↓
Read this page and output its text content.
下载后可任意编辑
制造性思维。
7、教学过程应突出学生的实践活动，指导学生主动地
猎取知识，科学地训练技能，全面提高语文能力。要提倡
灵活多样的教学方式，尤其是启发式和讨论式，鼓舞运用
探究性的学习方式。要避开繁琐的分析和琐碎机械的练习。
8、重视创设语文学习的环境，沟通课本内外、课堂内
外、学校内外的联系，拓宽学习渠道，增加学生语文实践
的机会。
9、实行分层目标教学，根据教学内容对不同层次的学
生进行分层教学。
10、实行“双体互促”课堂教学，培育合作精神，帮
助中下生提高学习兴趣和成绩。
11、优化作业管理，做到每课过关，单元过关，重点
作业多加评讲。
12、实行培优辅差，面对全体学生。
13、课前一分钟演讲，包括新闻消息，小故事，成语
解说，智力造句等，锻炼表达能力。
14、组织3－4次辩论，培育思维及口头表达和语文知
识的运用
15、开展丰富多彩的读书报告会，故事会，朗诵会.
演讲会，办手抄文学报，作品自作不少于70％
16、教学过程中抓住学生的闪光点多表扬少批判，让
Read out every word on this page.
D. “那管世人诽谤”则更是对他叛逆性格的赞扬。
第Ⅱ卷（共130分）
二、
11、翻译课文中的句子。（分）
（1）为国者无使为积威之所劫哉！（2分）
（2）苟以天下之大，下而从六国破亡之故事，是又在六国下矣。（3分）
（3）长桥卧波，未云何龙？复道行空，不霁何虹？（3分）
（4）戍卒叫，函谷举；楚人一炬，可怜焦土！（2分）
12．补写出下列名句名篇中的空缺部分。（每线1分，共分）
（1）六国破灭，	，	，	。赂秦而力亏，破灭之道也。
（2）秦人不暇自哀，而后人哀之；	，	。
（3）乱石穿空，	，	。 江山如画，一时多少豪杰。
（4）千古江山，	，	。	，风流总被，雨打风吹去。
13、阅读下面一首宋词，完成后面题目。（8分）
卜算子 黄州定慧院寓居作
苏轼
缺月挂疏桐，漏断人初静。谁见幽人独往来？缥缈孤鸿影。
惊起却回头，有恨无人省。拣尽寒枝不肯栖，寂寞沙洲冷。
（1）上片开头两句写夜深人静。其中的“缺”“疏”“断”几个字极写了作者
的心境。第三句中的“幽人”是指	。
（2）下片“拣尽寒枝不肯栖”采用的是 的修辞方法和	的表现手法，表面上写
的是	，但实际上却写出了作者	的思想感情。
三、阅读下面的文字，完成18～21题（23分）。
↑
**WHAT YOU NEED TO DO:**
Take the material above and return all of it exactly.

**CORRECT RESPONSE:**
Read this page and output its text content.
下载后可任意编辑
制造性思维。
7、教学过程应突出学生的实践活动，指导学生主动地
猎取知识，科学地训练技能，全面提高语文能力。要提倡
灵活多样的教学方式，尤其是启发式和讨论式，鼓舞运用
探究性的学习方式。要避开繁琐的分析和琐碎机械的练习。
8、重视创设语文学习的环境，沟通课本内外、课堂内
外、学校内外的联系，拓宽学习渠道，增加学生语文实践
的机会。
9、实行分层目标教学，根据教学内容对不同层次的学
生进行分层教学。
10、实行“双体互促”课堂教学，培育合作精神，帮
助中下生提高学习兴趣和成绩。
11、优化作业管理，做到每课过关，单元过关，重点
作业多加评讲。
12、实行培优辅差，面对全体学生。
13、课前一分钟演讲，包括新闻消息，小故事，成语
解说，智力造句等，锻炼表达能力。
14、组织3－4次辩论，培育思维及口头表达和语文知
识的运用
15、开展丰富多彩的读书报告会，故事会，朗诵会.
演讲会，办手抄文学报，作品自作不少于70％
16、教学过程中抓住学生的闪光点多表扬少批判，让
Read out every word on this page.
D. “那管世人诽谤”则更是对他叛逆性格的赞扬。
第Ⅱ卷（共130分）
二、
11、翻译课文中的句子。（分）
（1）为国者无使为积威之所劫哉！（2分）
（2）苟以天下之大，下而从六国破亡之故事，是又在六国下矣。（3分）
（3）长桥卧波，未云何龙？复道行空，不霁何虹？（3分）
（4）戍卒叫，函谷举；楚人一炬，可怜焦土！（2分）
12．补写出下列名句名篇中的空缺部分。（每线1分，共分）
（1）六国破灭，	，	，	。赂秦而力亏，破灭之道也。
（2）秦人不暇自哀，而后人哀之；	，	。
（3）乱石穿空，	，	。 江山如画，一时多少豪杰。
（4）千古江山，	，	。	，风流总被，雨打风吹去。
13、阅读下面一首宋词，完成后面题目。（8分）
卜算子 黄州定慧院寓居作
苏轼
缺月挂疏桐，漏断人初静。谁见幽人独往来？缥缈孤鸿影。
惊起却回头，有恨无人省。拣尽寒枝不肯栖，寂寞沙洲冷。
（1）上片开头两句写夜深人静。其中的“缺”“疏”“断”几个字极写了作者
的心境。第三句中的“幽人”是指	。
（2）下片“拣尽寒枝不肯栖”采用的是 的修辞方法和	的表现手法，表面上写
的是	，但实际上却写出了作者	的思想感情。
三、阅读下面的文字，完成18～21题（23分）。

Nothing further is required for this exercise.